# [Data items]
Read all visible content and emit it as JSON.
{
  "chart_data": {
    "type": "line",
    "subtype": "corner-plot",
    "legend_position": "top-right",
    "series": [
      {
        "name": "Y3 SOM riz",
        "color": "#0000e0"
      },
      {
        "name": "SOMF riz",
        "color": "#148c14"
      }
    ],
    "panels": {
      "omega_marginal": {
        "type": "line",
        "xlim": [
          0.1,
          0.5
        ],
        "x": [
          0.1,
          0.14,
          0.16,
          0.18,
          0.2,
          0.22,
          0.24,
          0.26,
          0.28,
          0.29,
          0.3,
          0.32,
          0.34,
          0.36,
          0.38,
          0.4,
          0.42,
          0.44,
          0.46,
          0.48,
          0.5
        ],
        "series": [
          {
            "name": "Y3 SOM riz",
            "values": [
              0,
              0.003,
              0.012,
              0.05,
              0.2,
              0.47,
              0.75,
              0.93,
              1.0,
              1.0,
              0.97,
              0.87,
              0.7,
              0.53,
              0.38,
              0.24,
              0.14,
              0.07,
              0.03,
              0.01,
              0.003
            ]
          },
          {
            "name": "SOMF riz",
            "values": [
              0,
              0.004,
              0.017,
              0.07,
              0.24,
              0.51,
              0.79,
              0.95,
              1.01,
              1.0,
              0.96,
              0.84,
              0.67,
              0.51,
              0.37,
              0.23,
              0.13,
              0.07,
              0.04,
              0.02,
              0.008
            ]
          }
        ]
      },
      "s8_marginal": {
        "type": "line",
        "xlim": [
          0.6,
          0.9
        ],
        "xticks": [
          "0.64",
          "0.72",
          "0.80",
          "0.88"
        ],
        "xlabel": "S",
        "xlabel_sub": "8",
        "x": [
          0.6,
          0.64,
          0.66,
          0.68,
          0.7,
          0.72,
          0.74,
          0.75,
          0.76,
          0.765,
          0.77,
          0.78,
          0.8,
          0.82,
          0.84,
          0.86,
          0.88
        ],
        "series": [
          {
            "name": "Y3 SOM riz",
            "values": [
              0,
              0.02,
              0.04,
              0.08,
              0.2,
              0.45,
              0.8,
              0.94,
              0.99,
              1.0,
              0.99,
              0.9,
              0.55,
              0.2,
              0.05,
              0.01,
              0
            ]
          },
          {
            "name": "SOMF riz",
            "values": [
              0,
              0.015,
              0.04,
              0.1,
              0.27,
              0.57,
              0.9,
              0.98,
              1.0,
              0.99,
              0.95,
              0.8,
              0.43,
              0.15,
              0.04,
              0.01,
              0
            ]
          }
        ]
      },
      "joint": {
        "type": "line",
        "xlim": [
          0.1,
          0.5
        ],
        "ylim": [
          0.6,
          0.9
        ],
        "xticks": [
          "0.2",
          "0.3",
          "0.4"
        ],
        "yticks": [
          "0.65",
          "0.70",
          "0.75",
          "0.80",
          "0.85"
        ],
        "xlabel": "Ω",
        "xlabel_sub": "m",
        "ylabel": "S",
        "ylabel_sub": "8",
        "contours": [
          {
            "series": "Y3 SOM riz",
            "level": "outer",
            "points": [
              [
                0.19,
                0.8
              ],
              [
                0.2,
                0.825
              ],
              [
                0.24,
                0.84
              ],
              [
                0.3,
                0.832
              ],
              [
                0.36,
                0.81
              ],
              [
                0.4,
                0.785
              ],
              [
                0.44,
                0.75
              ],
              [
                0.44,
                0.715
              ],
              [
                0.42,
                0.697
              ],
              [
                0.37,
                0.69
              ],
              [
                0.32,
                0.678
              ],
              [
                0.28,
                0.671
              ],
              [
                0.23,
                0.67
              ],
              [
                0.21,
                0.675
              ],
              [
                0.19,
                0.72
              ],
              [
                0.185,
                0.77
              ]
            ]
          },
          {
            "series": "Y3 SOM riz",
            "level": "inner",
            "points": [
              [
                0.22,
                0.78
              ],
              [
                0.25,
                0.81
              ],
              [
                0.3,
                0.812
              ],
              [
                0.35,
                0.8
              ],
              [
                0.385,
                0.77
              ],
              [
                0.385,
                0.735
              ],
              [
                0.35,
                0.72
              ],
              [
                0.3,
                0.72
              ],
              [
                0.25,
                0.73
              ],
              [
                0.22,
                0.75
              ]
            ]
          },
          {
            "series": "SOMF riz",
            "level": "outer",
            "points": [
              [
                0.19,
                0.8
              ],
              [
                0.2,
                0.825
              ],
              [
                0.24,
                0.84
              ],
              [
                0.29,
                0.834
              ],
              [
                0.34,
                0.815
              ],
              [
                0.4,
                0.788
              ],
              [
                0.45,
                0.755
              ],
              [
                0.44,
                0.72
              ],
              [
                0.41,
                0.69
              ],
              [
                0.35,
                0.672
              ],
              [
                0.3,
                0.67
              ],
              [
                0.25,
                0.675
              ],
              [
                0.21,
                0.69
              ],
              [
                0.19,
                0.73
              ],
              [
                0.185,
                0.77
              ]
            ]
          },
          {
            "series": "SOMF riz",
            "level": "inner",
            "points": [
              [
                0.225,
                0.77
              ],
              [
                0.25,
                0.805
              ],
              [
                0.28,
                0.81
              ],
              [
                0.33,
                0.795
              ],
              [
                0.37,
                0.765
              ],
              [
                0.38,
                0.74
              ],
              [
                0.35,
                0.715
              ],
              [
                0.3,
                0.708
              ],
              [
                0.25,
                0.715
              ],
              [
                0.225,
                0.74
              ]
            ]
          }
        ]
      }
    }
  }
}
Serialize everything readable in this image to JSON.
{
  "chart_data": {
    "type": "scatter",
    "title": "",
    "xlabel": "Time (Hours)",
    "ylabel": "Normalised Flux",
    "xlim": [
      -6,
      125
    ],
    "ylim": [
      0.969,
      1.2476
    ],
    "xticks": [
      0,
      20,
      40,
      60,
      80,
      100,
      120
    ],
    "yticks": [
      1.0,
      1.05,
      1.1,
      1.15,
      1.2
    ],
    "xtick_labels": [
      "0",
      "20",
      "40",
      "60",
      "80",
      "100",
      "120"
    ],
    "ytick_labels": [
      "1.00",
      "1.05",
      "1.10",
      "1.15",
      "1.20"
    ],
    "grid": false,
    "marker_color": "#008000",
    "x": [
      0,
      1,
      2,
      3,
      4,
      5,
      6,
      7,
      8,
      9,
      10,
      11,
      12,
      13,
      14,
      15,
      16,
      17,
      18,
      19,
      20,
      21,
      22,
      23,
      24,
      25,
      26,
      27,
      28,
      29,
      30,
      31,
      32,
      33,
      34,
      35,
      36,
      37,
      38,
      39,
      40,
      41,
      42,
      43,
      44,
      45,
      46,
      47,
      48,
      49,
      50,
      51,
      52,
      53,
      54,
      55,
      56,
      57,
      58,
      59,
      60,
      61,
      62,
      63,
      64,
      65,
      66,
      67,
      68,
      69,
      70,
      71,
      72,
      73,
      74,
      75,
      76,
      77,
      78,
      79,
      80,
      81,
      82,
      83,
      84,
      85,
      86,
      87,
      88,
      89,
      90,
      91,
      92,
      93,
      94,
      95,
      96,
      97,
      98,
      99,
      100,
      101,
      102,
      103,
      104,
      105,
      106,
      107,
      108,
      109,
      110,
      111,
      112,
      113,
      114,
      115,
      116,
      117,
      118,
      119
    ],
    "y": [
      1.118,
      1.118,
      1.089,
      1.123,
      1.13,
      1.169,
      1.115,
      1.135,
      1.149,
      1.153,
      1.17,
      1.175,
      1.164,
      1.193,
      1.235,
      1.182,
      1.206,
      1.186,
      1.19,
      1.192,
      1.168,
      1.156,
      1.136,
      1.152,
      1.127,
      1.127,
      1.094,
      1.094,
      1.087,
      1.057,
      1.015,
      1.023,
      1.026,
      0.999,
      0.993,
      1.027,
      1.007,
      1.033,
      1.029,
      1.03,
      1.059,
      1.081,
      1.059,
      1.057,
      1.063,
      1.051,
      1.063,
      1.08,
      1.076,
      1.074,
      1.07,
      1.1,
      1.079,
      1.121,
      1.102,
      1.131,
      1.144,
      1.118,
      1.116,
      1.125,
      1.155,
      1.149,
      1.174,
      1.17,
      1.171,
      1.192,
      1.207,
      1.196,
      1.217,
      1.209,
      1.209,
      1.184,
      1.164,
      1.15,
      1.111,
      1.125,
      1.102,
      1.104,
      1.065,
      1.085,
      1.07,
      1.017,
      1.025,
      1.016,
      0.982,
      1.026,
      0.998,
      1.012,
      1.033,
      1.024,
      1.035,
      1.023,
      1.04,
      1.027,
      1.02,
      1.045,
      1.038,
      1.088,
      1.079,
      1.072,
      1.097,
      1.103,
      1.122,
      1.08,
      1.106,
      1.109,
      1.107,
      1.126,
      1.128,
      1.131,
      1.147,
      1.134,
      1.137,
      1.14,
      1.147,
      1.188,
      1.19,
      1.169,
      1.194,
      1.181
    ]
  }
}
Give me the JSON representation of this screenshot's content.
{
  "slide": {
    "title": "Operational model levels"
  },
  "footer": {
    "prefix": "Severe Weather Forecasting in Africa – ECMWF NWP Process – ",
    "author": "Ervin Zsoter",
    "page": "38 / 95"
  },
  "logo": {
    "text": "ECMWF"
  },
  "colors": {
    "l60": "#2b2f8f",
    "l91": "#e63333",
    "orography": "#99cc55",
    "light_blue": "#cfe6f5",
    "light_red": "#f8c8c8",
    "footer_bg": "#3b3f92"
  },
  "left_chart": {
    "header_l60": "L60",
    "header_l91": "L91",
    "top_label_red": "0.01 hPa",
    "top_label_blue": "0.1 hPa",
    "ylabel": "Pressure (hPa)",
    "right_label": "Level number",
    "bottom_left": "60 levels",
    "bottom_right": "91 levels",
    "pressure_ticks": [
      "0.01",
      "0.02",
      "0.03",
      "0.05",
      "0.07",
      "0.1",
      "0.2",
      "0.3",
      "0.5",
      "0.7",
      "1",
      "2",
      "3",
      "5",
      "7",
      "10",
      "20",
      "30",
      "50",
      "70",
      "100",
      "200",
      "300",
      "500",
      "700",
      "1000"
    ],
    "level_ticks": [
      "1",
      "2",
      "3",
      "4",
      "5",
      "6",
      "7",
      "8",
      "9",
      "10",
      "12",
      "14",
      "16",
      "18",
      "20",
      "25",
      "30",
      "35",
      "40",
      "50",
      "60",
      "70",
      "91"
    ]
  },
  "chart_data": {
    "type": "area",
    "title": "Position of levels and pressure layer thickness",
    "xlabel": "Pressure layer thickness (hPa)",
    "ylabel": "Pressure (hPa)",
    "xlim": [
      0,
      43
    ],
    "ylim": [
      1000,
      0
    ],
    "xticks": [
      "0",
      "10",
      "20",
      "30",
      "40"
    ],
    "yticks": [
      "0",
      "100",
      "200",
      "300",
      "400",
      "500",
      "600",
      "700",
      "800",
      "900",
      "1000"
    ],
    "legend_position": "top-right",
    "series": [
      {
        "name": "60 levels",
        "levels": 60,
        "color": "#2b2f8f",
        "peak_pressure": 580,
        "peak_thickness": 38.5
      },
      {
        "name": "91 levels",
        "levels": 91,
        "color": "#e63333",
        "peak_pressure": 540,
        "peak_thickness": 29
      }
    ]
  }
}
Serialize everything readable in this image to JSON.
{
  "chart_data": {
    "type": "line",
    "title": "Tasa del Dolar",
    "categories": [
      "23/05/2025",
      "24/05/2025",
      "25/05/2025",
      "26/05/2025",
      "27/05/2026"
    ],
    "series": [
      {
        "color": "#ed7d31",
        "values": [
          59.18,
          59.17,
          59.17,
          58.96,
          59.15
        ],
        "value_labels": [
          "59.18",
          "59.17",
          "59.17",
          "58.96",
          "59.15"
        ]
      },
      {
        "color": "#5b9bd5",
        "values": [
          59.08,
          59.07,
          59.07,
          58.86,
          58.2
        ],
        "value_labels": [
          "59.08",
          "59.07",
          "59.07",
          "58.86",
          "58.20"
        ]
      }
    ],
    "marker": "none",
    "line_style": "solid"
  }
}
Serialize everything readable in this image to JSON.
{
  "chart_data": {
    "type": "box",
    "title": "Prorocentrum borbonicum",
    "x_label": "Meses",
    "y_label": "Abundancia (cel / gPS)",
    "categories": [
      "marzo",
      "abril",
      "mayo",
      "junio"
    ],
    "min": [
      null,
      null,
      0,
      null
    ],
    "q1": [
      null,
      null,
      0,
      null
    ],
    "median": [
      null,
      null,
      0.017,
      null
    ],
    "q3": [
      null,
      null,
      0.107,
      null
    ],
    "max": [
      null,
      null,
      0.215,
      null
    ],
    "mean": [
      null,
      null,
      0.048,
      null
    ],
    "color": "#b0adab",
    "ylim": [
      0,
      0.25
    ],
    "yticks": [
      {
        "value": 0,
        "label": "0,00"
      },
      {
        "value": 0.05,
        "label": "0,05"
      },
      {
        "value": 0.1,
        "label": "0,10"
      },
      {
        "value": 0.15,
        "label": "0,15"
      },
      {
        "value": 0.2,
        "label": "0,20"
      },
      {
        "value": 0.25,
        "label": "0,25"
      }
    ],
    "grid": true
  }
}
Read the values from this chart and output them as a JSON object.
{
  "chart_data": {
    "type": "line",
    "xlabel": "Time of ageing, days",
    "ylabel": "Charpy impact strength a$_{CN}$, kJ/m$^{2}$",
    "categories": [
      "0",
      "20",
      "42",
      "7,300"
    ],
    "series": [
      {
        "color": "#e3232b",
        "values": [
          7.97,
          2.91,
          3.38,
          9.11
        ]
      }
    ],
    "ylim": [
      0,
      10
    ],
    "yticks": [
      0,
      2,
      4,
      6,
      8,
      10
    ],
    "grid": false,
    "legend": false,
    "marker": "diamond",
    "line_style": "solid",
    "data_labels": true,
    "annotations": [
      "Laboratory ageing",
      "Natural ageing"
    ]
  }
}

# [What is being asked]
Extract, unchanged, the closing run of lines that opens with the line containing "Read the values" and ends with the last line.

# [Exercise output]
Read the values from this chart and output them as a JSON object.
{
  "chart_data": {
    "type": "line",
    "xlabel": "Time of ageing, days",
    "ylabel": "Charpy impact strength a$_{CN}$, kJ/m$^{2}$",
    "categories": [
      "0",
      "20",
      "42",
      "7,300"
    ],
    "series": [
      {
        "color": "#e3232b",
        "values": [
          7.97,
          2.91,
          3.38,
          9.11
        ]
      }
    ],
    "ylim": [
      0,
      10
    ],
    "yticks": [
      0,
      2,
      4,
      6,
      8,
      10
    ],
    "grid": false,
    "legend": false,
    "marker": "diamond",
    "line_style": "solid",
    "data_labels": true,
    "annotations": [
      "Laboratory ageing",
      "Natural ageing"
    ]
  }
}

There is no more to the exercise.